[Goal]
Retype the whole listing verbatim and keep the pictures out of it.

[Entries]
________________________

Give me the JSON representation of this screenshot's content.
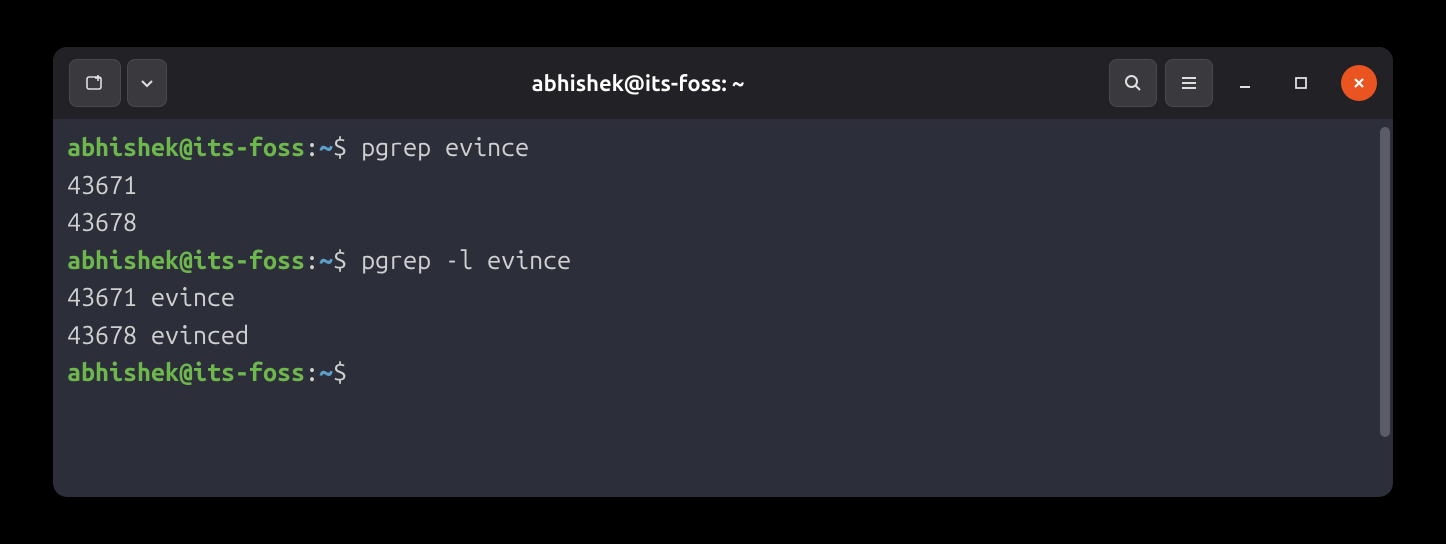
{
  "titlebar": {
    "title": "abhishek@its-foss: ~"
  },
  "prompt": {
    "user_host": "abhishek@its-foss",
    "path": "~",
    "symbol": "$"
  },
  "session": [
    {
      "command": "pgrep evince",
      "output": [
        "43671",
        "43678"
      ]
    },
    {
      "command": "pgrep -l evince",
      "output": [
        "43671 evince",
        "43678 evinced"
      ]
    },
    {
      "command": "",
      "output": []
    }
  ]
}
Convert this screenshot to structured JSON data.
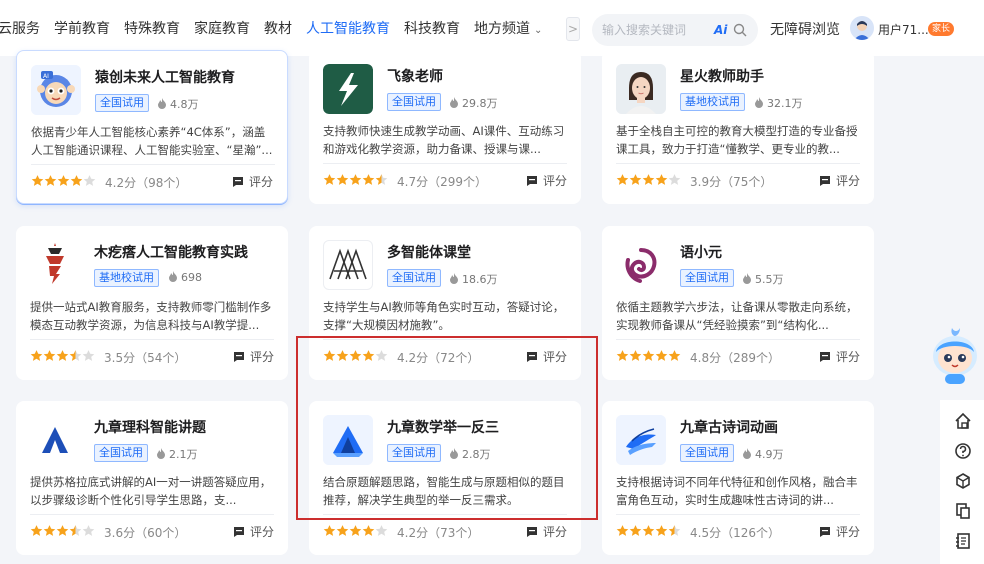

________________________

[Final result]
Give me the JSON representation of this screenshot's content.
{
  "titlebar": {
    "title": "abhishek@its-foss: ~"
  },
  "prompt": {
    "user_host": "abhishek@its-foss",
    "path": "~",
    "symbol": "$"
  },
  "session": [
    {
      "command": "pgrep evince",
      "output": [
        "43671",
        "43678"
      ]
    },
    {
      "command": "pgrep -l evince",
      "output": [
        "43671 evince",
        "43678 evinced"
      ]
    },
    {
      "command": "",
      "output": []
    }
  ]
}
Convert this screenshot to structured JSON data.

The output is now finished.